== TEXT PROVIDED ==

The Starliner has since been sold and relocated to Cypress Gardens in Winter Haven, Florida. The roller coaster will reopen at its new location in 2007.
Miracle Strip Amusement Park in Panama City Beach will be closing its doors forever on Sunday, September 5, 2004. This article is a tribute to the park and the end of an era for another of John Allen's creations and one of Florida's few wooden roller coasters.
For its reputation as one of America's premiere vacation destinations Florida has had very few wooden roller coasters. Busch Gardens' Gwazi and the Dania Beach Hurricane at Boomers! are recent additions, but these coasters built by Great Coasters International and Coasterworks respectively, are far away from the traditional beach amusement areas found along the state's sunny Gulf Shores that run east west. Panama City's Petticoat Junction Tornado stopped rolling in 1984 and the Funway Amusement Park Comet in Fort Walton Beach closed five years later, leaving Miracle Strip's Starliner as Florida's only seaside Gulf Coast wooden roller coaster.
Panama City has seemingly been written off by many families because of the many spring break students found in the area every Spring, but the city holds a jewel of an amusement park only one block from the ocean named Miracle Strip. While planning their park back in 1963 the owners realized that the most successful parks require a roller coaster. So, they contacted John Allen at the Philadelphia Toboggan Company to design an "Out and Back" wooden roller coaster.
The Miracle Strip Starliner was Allen's third major roller coaster he built for PTC and his seventh overall. In 1960, Allen designed the Skyliner for Roseland Park, since relocated to Lakemont Park. Two years later he built another wooden coaster for Wedgewood Park. Ironically, the coaster for Wedgewood Park would later become the roller coaster that operated only a few miles from Miracle Strip at Petticoat Junction.
Miracle Strip Amusement Park, built on a rectangular piece of land, needed a roller coaster that provided thrills on only a small footprint. Allen's answer was a traditional out and back design, a first for him. The return track was built very close to the first half of the course and the turn around was the only part that required a sizeable amount of space.
According to roller coaster historian Torrence V. Jenkins, Jr., Allen utilized a small, banked fan turn to accomplish the turn around, but it failed to give the ride experience he hoped for. Frank Hoover supervised construction of the roller coaster and it opened with the park in the spring of 1963. The Starliner was a perfect fit for Miracle Strip and ran along the park's eastern edge.
Visiting Miracle Strip in Spring 2001 I was surprised to find a beautiful traditional amusement park existing in the spring break world of Panama City Beach. After passing through the main gates you find a collection of traditional amusement park rides.
Aside from attractions like a Zierer Wave Swinger and an Eyerly Loop-o-Plane there are several enclosed attractions. The park featured an Eli Bridge Scrambler called the Abominable Snowman, a Sellner Tilt-a-Whirl called the Dungeon and a Chance Trabant called Dante's Inferno; all of which are run in-the-dark with outstanding lighting packages. Of course, the real treasure at Miracle Strip is the Starliner roller coaster that can be seen from anywhere in the park.

===
== PROVIDED DATA ==

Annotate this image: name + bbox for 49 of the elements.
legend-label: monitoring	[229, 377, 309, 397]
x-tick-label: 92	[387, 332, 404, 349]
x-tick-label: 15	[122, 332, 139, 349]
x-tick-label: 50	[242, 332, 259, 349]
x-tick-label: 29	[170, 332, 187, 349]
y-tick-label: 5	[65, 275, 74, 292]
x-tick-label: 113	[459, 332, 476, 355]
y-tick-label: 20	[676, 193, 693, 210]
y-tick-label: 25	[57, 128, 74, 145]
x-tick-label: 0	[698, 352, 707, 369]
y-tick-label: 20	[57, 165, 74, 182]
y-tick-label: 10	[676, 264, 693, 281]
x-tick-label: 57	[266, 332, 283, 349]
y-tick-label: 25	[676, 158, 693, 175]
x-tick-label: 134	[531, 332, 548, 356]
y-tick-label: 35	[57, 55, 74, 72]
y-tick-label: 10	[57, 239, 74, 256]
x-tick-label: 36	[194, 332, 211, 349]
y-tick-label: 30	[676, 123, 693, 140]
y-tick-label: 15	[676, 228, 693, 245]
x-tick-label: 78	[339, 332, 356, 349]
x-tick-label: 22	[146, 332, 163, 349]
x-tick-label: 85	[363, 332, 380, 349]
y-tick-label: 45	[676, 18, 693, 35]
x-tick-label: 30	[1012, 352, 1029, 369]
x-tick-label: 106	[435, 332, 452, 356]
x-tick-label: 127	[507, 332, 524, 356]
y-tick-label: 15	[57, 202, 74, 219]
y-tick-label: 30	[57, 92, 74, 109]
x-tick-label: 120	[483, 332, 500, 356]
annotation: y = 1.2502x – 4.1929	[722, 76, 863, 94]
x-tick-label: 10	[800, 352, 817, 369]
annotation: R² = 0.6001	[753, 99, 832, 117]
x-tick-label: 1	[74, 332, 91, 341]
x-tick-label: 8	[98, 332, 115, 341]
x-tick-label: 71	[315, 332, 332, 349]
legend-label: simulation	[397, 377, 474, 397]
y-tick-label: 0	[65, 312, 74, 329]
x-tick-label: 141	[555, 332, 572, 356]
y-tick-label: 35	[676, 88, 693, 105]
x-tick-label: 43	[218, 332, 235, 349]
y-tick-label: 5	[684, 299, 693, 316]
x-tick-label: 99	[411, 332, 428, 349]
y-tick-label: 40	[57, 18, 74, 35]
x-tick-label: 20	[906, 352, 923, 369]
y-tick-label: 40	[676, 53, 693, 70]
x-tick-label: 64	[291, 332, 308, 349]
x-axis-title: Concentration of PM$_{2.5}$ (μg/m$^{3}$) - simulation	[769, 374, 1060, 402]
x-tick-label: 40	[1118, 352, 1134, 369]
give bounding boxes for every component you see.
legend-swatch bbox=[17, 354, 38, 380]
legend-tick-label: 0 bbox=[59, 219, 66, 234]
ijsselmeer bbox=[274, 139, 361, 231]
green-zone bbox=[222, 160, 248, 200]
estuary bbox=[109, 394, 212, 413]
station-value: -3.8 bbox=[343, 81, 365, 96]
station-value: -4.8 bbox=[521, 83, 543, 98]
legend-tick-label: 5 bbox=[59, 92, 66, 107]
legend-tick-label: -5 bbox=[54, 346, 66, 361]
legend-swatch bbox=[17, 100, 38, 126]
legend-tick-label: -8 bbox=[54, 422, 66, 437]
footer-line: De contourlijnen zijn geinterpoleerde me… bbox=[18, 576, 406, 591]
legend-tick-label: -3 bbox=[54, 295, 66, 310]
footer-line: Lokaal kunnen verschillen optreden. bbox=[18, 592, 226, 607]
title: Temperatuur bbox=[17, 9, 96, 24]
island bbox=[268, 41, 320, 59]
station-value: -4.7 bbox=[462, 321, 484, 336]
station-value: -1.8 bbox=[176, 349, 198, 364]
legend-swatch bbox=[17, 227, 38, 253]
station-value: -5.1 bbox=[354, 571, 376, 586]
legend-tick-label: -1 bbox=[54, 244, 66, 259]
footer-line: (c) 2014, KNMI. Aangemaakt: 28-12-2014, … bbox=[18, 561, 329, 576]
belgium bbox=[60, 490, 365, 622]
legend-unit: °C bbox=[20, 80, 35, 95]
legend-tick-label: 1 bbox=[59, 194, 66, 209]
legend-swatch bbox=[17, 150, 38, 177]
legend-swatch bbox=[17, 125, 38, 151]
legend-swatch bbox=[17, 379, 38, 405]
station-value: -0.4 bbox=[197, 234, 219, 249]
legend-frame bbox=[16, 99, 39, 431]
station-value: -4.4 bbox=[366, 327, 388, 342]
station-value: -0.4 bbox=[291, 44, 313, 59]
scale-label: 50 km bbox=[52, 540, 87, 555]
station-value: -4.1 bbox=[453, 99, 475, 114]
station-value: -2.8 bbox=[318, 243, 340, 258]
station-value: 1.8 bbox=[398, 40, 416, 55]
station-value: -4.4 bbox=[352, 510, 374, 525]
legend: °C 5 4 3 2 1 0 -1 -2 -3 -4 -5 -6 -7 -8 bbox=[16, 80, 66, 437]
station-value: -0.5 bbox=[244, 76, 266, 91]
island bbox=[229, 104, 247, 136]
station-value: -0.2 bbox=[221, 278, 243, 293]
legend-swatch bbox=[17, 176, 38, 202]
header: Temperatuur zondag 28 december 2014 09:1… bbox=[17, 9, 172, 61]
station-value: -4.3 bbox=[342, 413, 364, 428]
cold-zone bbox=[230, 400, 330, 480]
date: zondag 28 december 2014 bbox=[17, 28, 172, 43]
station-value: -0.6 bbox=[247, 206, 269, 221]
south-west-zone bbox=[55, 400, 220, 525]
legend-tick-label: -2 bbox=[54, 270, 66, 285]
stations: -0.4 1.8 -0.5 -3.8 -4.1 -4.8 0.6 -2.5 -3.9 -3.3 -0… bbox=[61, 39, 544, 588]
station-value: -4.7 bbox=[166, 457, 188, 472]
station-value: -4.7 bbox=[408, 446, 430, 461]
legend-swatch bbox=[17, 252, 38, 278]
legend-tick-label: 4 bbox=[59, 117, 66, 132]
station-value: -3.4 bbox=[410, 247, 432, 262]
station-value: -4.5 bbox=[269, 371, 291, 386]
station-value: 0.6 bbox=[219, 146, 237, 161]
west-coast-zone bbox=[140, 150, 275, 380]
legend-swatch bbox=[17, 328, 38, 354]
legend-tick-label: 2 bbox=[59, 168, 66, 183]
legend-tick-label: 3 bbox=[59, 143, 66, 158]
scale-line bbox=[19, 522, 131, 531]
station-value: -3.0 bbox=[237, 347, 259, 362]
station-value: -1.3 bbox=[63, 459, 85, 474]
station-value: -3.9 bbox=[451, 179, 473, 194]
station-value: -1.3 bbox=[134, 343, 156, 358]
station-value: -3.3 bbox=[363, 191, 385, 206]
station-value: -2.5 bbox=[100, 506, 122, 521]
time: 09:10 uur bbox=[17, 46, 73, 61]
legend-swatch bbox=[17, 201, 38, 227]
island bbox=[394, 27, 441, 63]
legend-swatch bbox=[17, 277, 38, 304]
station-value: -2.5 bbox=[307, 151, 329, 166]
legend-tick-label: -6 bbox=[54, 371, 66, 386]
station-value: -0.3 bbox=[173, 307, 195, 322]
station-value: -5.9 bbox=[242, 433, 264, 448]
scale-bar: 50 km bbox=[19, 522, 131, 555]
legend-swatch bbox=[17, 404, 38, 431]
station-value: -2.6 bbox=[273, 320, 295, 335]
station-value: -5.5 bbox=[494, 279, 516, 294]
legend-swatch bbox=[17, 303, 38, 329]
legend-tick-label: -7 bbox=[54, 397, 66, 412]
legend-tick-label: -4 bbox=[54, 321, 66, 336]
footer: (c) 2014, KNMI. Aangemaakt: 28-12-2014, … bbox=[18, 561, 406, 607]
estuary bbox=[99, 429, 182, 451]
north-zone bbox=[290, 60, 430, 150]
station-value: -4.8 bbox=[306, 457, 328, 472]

===

#### [GOAL]
Write what comes next in the piece on Miracle Strip Amusement Park and its Starliner coaster, picking up after its final sentence.

#### [EXERCISE OUTPUT]
Stepping under the colorful sign the line leads to the beautiful curved station, reminiscent of several Herb Schmeck coasters like Canobie Lake's Yankee Cannonball. On the way up the ramp there is a Philadelphia Toboggan Company plaque that announced to all that the Starliner is indeed a product of the legendary amusement firm.
The trains are classic three bench PTC rolling stock with single-locking lapbars, no headrests, one seatbelt for each pair of riders and seat dividers. The Starliner still operates with manual skid brakes and when the operated released the brake the train rolled out of the station. The train picks up some speed before you approach the lift. Rising in the spring air listening to the familiar clatter of the anti-rollback device you ascend 70 feet before cresting the lift hill.
The ride begins with a 65-foot first drop which leads to a series of hills very similar to Allen's 1976 Screamin' Eagle roller coaster. The first drop is followed by a shallow speed hill and a third drop that was nearly as tall as the first. At the bottom of the third hill you enter a tunnel painted like a campy dragon's mouth and riders are caught off-guard as the train catches some air (negative G-forces) on a hidden bunny hop before the track rises into the turn-around. You can tell that the turn-around is not what Allen wanted because it feels more like a ramp than a hill and delivers little airtime or laterals.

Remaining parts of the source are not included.